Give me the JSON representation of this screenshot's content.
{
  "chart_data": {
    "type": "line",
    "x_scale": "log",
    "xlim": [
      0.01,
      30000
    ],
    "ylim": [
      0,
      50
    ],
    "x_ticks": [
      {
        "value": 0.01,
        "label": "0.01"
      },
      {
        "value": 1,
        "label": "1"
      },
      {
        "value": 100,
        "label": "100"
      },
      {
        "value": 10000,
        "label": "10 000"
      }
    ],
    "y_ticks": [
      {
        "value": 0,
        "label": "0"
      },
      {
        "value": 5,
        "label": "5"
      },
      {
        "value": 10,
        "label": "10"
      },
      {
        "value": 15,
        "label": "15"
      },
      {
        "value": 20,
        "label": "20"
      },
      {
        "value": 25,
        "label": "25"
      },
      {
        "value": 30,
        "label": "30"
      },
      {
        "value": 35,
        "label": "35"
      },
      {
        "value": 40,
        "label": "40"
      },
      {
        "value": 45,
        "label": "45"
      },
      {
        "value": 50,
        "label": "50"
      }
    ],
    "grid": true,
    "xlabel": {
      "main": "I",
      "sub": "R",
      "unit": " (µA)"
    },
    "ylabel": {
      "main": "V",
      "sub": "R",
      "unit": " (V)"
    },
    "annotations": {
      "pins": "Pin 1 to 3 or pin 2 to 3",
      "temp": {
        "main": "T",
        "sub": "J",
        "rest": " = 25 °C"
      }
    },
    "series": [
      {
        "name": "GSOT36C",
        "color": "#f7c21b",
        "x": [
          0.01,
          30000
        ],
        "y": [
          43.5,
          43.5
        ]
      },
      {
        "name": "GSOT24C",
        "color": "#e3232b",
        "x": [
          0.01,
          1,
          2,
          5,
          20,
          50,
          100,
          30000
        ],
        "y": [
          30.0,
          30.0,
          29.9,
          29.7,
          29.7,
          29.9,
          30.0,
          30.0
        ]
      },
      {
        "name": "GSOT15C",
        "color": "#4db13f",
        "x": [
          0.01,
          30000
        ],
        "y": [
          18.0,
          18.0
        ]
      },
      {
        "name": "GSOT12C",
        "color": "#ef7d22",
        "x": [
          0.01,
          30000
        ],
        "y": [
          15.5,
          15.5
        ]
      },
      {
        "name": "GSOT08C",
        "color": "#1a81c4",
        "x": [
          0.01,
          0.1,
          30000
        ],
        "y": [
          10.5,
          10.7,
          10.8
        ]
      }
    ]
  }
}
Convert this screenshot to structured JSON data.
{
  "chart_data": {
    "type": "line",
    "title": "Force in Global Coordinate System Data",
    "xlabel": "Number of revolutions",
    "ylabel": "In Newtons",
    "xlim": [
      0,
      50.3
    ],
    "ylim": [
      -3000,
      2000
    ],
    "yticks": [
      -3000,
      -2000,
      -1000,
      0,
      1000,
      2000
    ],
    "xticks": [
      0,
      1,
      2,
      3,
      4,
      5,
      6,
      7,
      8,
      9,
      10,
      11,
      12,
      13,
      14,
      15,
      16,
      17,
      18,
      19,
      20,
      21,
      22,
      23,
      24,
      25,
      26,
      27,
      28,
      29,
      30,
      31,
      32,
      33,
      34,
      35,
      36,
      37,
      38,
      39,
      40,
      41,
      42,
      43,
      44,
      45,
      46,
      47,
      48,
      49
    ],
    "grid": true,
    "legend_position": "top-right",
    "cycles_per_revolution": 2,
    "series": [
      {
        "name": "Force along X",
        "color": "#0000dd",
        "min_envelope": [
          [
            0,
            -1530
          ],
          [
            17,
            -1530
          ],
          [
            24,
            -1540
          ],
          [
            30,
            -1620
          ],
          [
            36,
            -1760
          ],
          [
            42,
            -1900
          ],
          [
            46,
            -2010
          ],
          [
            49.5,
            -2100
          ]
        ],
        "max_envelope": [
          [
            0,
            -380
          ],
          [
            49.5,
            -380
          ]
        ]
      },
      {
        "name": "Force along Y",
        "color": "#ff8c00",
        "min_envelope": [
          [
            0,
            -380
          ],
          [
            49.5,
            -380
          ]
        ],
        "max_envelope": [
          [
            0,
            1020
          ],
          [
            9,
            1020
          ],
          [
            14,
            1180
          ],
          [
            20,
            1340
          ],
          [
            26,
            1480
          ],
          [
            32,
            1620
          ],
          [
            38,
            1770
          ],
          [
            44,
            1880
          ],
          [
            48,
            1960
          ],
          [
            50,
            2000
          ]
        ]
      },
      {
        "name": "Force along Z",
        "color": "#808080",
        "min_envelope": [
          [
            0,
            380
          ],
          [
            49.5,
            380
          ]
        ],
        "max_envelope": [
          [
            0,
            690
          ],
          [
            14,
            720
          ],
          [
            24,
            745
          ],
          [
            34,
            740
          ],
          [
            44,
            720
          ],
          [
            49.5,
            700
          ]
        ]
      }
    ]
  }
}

# # # #

== Set task ==
Search the records for the word "color" and copy every line where it occurs.

== Solution to the problem ==
        "color": "#f7c21b",
        "color": "#e3232b",
        "color": "#4db13f",
        "color": "#ef7d22",
        "color": "#1a81c4",
        "color": "#0000dd",
        "color": "#ff8c00",
        "color": "#808080",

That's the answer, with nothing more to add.